Copy out every record precisely.

-------- Available data

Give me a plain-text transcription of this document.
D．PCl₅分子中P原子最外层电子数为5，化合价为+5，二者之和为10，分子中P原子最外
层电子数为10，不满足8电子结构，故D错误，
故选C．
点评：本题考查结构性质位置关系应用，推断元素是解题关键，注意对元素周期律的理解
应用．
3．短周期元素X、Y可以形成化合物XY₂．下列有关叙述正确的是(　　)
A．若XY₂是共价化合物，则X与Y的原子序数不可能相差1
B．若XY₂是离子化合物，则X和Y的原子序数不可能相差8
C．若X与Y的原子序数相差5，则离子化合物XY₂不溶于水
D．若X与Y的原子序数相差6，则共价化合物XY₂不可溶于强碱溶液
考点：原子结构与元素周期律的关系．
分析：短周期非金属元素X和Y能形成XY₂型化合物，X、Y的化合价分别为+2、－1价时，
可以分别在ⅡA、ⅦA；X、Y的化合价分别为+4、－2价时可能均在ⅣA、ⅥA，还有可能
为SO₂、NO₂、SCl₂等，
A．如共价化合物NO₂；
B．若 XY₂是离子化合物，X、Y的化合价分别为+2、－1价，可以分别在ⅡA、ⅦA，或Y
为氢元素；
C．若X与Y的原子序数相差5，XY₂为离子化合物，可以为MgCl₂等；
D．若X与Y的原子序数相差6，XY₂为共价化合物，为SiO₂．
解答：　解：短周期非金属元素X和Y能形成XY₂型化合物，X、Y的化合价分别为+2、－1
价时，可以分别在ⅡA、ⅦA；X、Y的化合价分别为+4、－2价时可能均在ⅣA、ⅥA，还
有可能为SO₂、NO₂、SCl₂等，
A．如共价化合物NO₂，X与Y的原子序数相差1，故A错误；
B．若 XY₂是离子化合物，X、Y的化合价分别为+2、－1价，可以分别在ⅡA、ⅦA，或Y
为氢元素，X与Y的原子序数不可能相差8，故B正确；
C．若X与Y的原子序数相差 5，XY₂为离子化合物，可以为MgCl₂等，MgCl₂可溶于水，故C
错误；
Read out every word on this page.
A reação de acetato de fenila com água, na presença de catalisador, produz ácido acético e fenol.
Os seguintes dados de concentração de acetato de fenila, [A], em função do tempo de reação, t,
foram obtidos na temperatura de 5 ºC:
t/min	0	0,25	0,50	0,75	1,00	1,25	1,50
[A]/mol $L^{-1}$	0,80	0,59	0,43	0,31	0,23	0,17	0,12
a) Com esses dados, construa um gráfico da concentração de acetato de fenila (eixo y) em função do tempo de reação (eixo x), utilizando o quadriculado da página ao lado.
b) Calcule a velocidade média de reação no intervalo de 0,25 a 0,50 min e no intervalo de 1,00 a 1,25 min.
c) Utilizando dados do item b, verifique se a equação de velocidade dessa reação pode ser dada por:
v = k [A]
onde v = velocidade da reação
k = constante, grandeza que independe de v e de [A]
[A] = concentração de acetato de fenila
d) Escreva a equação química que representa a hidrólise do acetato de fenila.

----------------

## Result of this task
Give me a plain-text transcription of this document.
D．PCl₅分子中P原子最外层电子数为5，化合价为+5，二者之和为10，分子中P原子最外
层电子数为10，不满足8电子结构，故D错误，
故选C．
点评：本题考查结构性质位置关系应用，推断元素是解题关键，注意对元素周期律的理解
应用．
3．短周期元素X、Y可以形成化合物XY₂．下列有关叙述正确的是(　　)
A．若XY₂是共价化合物，则X与Y的原子序数不可能相差1
B．若XY₂是离子化合物，则X和Y的原子序数不可能相差8
C．若X与Y的原子序数相差5，则离子化合物XY₂不溶于水
D．若X与Y的原子序数相差6，则共价化合物XY₂不可溶于强碱溶液
考点：原子结构与元素周期律的关系．
分析：短周期非金属元素X和Y能形成XY₂型化合物，X、Y的化合价分别为+2、－1价时，
可以分别在ⅡA、ⅦA；X、Y的化合价分别为+4、－2价时可能均在ⅣA、ⅥA，还有可能
为SO₂、NO₂、SCl₂等，
A．如共价化合物NO₂；
B．若 XY₂是离子化合物，X、Y的化合价分别为+2、－1价，可以分别在ⅡA、ⅦA，或Y
为氢元素；
C．若X与Y的原子序数相差5，XY₂为离子化合物，可以为MgCl₂等；
D．若X与Y的原子序数相差6，XY₂为共价化合物，为SiO₂．
解答：　解：短周期非金属元素X和Y能形成XY₂型化合物，X、Y的化合价分别为+2、－1
价时，可以分别在ⅡA、ⅦA；X、Y的化合价分别为+4、－2价时可能均在ⅣA、ⅥA，还
有可能为SO₂、NO₂、SCl₂等，
A．如共价化合物NO₂，X与Y的原子序数相差1，故A错误；
B．若 XY₂是离子化合物，X、Y的化合价分别为+2、－1价，可以分别在ⅡA、ⅦA，或Y
为氢元素，X与Y的原子序数不可能相差8，故B正确；
C．若X与Y的原子序数相差 5，XY₂为离子化合物，可以为MgCl₂等，MgCl₂可溶于水，故C
错误；
Read out every word on this page.
A reação de acetato de fenila com água, na presença de catalisador, produz ácido acético e fenol.
Os seguintes dados de concentração de acetato de fenila, [A], em função do tempo de reação, t,
foram obtidos na temperatura de 5 ºC:
t/min	0	0,25	0,50	0,75	1,00	1,25	1,50
[A]/mol $L^{-1}$	0,80	0,59	0,43	0,31	0,23	0,17	0,12
a) Com esses dados, construa um gráfico da concentração de acetato de fenila (eixo y) em função do tempo de reação (eixo x), utilizando o quadriculado da página ao lado.
b) Calcule a velocidade média de reação no intervalo de 0,25 a 0,50 min e no intervalo de 1,00 a 1,25 min.
c) Utilizando dados do item b, verifique se a equação de velocidade dessa reação pode ser dada por:
v = k [A]
onde v = velocidade da reação
k = constante, grandeza que independe de v e de [A]
[A] = concentração de acetato de fenila
d) Escreva a equação química que representa a hidrólise do acetato de fenila.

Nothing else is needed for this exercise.